::: Texto da página

Apesar de o cenário róseo só ser encontrado na narrativa manca do presidente, os governadores vão aumentar a pressão para que mais fabricantes sejam integrados ao programa nacional de imunização. A maior interessada nisso é a União Química, que já está produzindo a vacina russa Sputnik V em sua fábrica no Distrito Federal. Por enquanto, as doses deverão ser exportadas para outros países da América Latina que já aprovaram sua utilização, mas a prioridade, de acordo com a empresa, é atender o Brasil.

A empresa já abriu negociações com o Consórcio Nordeste, presidido pelo petista Wellington Dias, governador do Piauí. Na Bahia, o também petista Rui Costa quer comprar diretamente a Sputnik V, por meio de um acordo de cooperação firmado com a Rússia no ano passado, que prevê o fornecimento de até 50 milhões de doses. Outro que abriu diálogo com a fabricante foi o governador do Rio Grande do Sul, Eduardo Leite, do PSDB, que acompanha com atenção a imunização com o imunizante russo na vizinha Argentina. Um ingrediente adicional de pressão sobre o Ministério da Saúde é a oferta da Rússia de 10 milhões de doses para uso emergencial.

Alex Pazuello/SecomAlex Pazuello/SecomCemitério em Manaus: o perigo persiste e não é hora de descuidar
Os cálculos sobre a inclusão de novos fabricantes no programa de imunização levam em consideração um quadro otimista. No dia a dia do Ministério da Saúde, funcionários deparam com um cenário desagradável. Relatam que o bate-cabeça e a descoordenação exibidas por Eduardo Pazuello nas coletivas de imprensa se reproduzem longe dos holofotes, nas atividades internas.

Em reunião interna na segunda-feira, 18, o secretário executivo da pasta, Élcio Franco, aquele do broche de caveira, tentou explicar para seus comandados a situação. Ao falar da falta de oxigênio em Manaus, ele evitou admitir as derrapadas na logística, alegada especialidade do general Pazuello, mas admitiu um “problema de gestão”.

::::::

- _Tarefa proposta 1_: Resuma em duas frases o texto sobre a Sputnik V e o Ministério da Saúde.
- _Tarefa proposta 2_: Prossiga com o texto sobre a Sputnik V e o Ministério da Saúde a partir da última frase apresentada.

::: Itens fornecidos

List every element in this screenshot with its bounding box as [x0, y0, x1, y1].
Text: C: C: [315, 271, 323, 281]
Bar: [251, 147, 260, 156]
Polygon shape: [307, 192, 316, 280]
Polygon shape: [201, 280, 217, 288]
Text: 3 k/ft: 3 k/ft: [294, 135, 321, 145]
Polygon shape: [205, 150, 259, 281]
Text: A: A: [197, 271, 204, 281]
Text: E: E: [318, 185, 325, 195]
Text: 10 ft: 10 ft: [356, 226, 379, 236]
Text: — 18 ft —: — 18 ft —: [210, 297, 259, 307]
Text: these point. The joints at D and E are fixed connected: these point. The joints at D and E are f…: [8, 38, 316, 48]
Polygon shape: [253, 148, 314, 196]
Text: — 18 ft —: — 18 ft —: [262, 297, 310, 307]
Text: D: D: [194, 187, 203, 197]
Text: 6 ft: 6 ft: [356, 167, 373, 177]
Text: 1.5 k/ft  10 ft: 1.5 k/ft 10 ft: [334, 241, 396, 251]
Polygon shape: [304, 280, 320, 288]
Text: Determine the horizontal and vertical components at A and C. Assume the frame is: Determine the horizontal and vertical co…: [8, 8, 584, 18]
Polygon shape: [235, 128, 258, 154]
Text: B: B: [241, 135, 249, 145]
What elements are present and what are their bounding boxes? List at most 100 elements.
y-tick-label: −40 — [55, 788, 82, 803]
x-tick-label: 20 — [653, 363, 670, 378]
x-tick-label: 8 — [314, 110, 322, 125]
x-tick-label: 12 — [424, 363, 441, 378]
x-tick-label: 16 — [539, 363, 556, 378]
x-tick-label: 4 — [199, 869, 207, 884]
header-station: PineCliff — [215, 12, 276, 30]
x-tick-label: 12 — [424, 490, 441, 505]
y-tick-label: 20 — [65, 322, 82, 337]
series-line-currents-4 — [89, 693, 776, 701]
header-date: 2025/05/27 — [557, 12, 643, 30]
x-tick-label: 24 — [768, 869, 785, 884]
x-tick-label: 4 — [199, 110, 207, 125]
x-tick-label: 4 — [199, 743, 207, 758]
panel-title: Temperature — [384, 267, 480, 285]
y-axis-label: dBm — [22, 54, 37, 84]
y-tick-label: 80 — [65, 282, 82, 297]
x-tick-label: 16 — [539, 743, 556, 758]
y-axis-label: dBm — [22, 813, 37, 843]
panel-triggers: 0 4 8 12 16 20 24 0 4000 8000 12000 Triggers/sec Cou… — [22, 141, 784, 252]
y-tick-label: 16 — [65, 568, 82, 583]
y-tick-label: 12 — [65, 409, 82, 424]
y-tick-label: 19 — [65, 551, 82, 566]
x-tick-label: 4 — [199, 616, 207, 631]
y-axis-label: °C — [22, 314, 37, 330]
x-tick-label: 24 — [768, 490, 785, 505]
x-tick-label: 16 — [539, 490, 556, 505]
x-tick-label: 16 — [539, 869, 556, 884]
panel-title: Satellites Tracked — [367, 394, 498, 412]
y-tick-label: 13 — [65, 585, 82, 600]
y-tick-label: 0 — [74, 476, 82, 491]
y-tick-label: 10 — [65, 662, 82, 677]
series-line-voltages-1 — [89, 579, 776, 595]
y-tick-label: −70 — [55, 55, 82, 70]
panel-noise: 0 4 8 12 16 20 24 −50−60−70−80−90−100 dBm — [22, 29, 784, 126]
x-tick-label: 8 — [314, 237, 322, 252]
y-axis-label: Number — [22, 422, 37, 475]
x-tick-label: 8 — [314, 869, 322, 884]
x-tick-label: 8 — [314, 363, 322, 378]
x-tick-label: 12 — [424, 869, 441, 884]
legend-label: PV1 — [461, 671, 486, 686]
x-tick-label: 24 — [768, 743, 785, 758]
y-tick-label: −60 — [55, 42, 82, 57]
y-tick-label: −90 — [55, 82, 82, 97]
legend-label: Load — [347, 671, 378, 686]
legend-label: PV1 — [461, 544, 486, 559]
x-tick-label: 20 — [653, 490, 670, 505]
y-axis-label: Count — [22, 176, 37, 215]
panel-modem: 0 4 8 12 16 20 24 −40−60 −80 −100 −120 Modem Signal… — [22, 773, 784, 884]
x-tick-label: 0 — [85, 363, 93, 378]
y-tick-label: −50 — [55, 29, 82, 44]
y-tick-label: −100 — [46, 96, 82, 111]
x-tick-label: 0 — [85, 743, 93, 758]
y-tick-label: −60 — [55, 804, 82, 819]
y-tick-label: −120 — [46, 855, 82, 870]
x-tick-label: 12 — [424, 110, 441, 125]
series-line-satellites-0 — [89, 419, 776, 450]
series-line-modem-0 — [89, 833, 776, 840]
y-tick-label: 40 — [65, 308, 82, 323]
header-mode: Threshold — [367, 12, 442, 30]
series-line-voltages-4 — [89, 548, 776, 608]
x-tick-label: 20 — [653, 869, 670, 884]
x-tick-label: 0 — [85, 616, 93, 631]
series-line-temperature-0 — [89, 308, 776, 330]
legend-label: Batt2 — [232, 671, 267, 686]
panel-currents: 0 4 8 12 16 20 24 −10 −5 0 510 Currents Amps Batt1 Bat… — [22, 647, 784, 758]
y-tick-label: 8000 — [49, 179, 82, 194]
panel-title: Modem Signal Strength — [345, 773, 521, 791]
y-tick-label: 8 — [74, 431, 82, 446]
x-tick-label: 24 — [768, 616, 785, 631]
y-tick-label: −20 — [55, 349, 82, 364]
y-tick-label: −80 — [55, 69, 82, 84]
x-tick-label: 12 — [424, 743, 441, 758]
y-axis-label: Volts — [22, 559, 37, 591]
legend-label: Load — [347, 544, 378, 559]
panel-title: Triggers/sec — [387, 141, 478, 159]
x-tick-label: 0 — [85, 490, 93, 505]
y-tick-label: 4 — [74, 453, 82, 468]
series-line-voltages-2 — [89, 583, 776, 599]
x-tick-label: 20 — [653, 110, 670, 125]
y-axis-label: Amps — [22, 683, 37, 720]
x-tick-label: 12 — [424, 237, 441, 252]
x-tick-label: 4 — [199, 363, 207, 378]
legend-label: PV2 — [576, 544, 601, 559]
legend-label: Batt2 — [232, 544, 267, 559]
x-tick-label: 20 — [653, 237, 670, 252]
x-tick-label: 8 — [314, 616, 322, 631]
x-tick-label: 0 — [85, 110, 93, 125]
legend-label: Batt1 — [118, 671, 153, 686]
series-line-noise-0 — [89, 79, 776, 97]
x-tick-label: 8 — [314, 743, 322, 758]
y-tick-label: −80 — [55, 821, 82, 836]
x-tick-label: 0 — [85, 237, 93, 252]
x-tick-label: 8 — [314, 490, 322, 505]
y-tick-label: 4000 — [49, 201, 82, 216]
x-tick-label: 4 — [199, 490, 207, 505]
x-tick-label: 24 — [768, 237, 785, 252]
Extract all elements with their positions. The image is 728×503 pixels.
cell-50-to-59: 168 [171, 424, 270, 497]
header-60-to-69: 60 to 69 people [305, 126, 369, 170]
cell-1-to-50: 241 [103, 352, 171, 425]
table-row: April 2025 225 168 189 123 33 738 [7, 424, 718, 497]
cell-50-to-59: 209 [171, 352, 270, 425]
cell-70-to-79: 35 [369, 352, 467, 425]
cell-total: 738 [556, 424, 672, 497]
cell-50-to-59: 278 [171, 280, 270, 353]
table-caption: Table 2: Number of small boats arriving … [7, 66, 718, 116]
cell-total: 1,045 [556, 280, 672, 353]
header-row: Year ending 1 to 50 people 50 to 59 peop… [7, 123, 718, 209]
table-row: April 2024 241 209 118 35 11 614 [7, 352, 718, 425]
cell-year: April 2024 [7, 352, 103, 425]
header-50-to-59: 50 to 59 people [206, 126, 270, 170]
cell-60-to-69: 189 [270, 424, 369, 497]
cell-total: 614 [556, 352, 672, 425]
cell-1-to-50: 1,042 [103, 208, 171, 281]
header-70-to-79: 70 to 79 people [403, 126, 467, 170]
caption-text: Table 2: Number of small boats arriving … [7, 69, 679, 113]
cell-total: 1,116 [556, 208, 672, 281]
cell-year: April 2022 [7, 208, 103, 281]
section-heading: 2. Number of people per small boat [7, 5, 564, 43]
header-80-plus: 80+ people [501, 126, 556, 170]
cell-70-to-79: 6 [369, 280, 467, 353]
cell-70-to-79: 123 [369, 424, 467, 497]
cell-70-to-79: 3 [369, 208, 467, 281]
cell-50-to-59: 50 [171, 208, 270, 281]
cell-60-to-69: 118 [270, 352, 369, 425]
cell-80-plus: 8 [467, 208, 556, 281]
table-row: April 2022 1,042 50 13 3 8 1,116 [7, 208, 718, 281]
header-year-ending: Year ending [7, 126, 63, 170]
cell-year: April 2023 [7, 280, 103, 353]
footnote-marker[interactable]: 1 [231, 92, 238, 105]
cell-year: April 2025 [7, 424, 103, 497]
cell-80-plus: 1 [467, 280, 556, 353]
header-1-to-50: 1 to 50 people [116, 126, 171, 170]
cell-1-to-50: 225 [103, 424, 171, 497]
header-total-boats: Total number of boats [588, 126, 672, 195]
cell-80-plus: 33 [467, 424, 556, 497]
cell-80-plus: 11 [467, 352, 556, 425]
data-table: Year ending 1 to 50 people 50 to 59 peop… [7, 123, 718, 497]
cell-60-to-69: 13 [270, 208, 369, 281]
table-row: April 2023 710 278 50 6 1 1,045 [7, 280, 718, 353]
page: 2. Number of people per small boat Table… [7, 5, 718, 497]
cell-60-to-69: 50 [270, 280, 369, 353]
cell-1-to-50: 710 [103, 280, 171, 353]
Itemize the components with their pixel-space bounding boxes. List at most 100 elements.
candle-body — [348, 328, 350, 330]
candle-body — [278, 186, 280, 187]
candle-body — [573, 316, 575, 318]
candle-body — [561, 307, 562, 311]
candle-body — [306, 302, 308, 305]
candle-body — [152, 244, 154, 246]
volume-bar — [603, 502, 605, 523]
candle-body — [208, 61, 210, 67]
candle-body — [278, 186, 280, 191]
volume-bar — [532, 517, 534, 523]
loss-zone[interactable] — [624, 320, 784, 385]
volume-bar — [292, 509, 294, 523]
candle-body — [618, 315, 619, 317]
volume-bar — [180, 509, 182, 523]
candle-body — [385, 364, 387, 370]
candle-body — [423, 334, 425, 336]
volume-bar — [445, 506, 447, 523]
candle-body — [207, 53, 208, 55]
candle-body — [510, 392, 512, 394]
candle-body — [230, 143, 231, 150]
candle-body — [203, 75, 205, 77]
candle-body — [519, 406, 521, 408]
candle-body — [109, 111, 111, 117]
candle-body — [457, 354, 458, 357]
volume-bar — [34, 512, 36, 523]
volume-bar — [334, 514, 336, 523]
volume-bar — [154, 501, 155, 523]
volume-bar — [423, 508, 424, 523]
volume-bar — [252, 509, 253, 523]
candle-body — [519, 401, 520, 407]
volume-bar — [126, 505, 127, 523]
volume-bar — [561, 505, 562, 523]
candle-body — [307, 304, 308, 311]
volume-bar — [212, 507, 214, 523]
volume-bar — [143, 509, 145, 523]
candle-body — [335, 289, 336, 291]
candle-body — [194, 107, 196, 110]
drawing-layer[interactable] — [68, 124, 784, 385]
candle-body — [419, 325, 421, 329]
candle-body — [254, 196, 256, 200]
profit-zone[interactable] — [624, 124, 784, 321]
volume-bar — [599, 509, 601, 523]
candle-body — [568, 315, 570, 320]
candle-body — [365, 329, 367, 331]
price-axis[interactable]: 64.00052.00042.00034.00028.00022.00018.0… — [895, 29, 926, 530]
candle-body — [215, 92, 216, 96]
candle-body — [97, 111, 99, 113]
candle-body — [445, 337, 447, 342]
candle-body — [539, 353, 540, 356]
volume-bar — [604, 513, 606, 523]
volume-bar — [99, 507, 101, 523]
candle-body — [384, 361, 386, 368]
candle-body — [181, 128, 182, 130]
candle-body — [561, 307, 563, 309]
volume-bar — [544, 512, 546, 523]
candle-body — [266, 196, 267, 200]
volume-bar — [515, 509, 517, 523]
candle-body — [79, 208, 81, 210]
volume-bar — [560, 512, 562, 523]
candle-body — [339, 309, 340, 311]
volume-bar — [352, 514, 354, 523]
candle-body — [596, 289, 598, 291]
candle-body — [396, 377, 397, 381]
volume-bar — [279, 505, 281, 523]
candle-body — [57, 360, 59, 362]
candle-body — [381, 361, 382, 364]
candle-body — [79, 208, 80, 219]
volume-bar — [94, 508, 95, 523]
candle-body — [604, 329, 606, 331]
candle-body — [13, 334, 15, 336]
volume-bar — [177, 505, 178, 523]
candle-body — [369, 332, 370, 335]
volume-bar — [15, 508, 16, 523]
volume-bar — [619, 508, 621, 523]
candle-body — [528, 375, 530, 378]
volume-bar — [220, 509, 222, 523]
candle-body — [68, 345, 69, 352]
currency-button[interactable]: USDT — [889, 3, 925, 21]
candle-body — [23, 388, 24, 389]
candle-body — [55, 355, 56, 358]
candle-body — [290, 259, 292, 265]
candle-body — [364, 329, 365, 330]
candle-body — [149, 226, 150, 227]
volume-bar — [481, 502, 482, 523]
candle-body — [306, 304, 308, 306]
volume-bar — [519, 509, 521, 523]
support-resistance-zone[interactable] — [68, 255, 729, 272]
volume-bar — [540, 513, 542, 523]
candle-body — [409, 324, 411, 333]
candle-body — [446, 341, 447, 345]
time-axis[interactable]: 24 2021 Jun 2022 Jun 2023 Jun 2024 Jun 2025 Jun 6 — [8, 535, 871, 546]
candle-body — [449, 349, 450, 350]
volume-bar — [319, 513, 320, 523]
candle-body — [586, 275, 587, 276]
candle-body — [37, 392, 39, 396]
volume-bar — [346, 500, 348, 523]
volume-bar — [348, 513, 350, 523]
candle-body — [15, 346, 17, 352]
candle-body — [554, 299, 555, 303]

::::::

- _Resposta 1_: Os governadores vão aumentar a pressão para que mais fabricantes entrem no programa nacional de imunização, e a União Química, que já produz a Sputnik V em sua fábrica no Distrito Federal, abriu negociações com o Consórcio Nordeste e diálogo com o governador do Rio Grande do Sul. Enquanto isso, funcionários do Ministério da Saúde relatam descoordenação nas atividades internas, e o secretário executivo Élcio Franco admitiu um “problema de gestão” ao falar da falta de oxigênio em Manaus.

- _Resposta 2_:
Outro exemplo ilustrativo da desorganização: quando a vacinação começou, não havia um sistema do SUS para cadastrar quem já tomou a vacina. O programa só passou a funcionar no terceiro dia.

Para além dos problemas já conhecidos, a conhecida esperteza brasileira já se apresenta. No Amazonas, justamente o estado onde foram registradas algumas das cenas mais tristes da pandemia até aqui, com pessoas morrendo asfixiadas devido à escassez de oxigênio, há casos suspeitos de burla à fila da vacinação. O Ministério Público local investiga se pessoas de fora dos grupos prioritários teriam recebido a primeira dose da Coronavac. A principal denúncia envolve as filhas de um empresário dono de uma grande faculdade privada da capital amazonense. As irmãs gêmeas, que são médicas, tomaram a vacina contra a Covid-19 dias logo após serem nomeadas para trabalhar na área administrativa de uma Unidade Básica de Saúde batizada com o nome do pai. Elas ainda registraram o momento da vacinação em seus perfis no Instagram. “Que emoção”, escreveu uma delas. “Vacinada sim”, postou a outra.

Denúncia semelhante foi apresentada em Pernambuco, onde uma arquiteta que trabalha em um hospital de referência do Recife também foi vacinada na primeira leva de doses, o que levou promotores a pedir explicações às autoridades de saúde do governo estadual. Em Alagoas, o influencer Carlinhos Maia – aquele que aparece em manchetes barulhentas dia sim, outro também, mas ninguém sabe ao certo a razão de sua fama — publicou um vídeo dizendo ter sido convidado pelo prefeito de Maceió, João Henrique Caldas, para ser um dos primeiros a receber a vacina. A suposta oferta será investigada pelo MP. A falta de um sistema eficiente e transparente para registrar as pessoas que estão sendo vacinadas contribui para o descontrole. O programa que está em uso, aquele que foi entregue com atraso de três dias, até funciona, mas o Ministério da Saúde ainda não permitiu que os dados possam ser acompanhados pelo distinto público.